**Written instruction**
Determine how many lines carry the word "устройства". Output that number only.

begin Recorded information

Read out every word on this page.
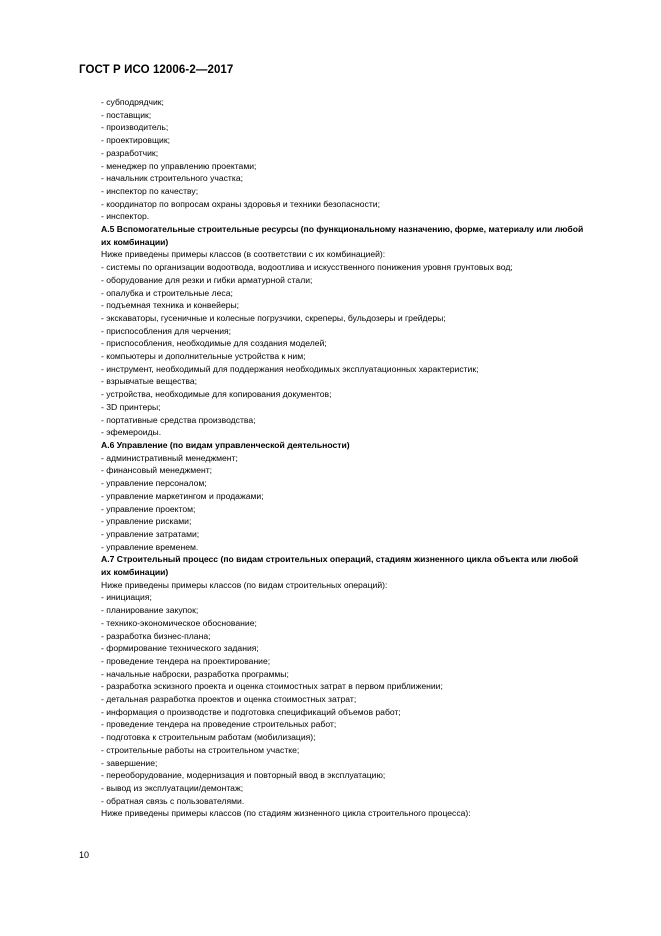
ГОСТ Р ИСО 12006-2—2017
- субподрядчик;
- поставщик;
- производитель;
- проектировщик;
- разработчик;
- менеджер по управлению проектами;
- начальник строительного участка;
- инспектор по качеству;
- координатор по вопросам охраны здоровья и техники безопасности;
- инспектор.
А.5 Вспомогательные строительные ресурсы (по функциональному назначению, форме, материалу или любой их комбинации)
Ниже приведены примеры классов (в соответствии с их комбинацией):
- системы по организации водоотвода, водоотлива и искусственного понижения уровня грунтовых вод;
- оборудование для резки и гибки арматурной стали;
- опалубка и строительные леса;
- подъемная техника и конвейеры;
- экскаваторы, гусеничные и колесные погрузчики, скреперы, бульдозеры и грейдеры;
- приспособления для черчения;
- приспособления, необходимые для создания моделей;
- компьютеры и дополнительные устройства к ним;
- инструмент, необходимый для поддержания необходимых эксплуатационных характеристик;
- взрывчатые вещества;
- устройства, необходимые для копирования документов;
- 3D принтеры;
- портативные средства производства;
- эфемероиды.
А.6 Управление (по видам управленческой деятельности)
- административный менеджмент;
- финансовый менеджмент;
- управление персоналом;
- управление маркетингом и продажами;
- управление проектом;
- управление рисками;
- управление затратами;
- управление временем.
А.7 Строительный процесс (по видам строительных операций, стадиям жизненного цикла объекта или любой их комбинации)
Ниже приведены примеры классов (по видам строительных операций):
- инициация;
- планирование закупок;
- технико-экономическое обоснование;
- разработка бизнес-плана;
- формирование технического задания;
- проведение тендера на проектирование;
- начальные наброски, разработка программы;
- разработка эскизного проекта и оценка стоимостных затрат в первом приближении;
- детальная разработка проектов и оценка стоимостных затрат;
- информация о производстве и подготовка спецификаций объемов работ;
- проведение тендера на проведение строительных работ;
- подготовка к строительным работам (мобилизация);
- строительные работы на строительном участке;
- завершение;
- переоборудование, модернизация и повторный ввод в эксплуатацию;
- вывод из эксплуатации/демонтаж;
- обратная связь с пользователями.
Ниже приведены примеры классов (по стадиям жизненного цикла строительного процесса):
10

end Recorded information

**Answer in full**
2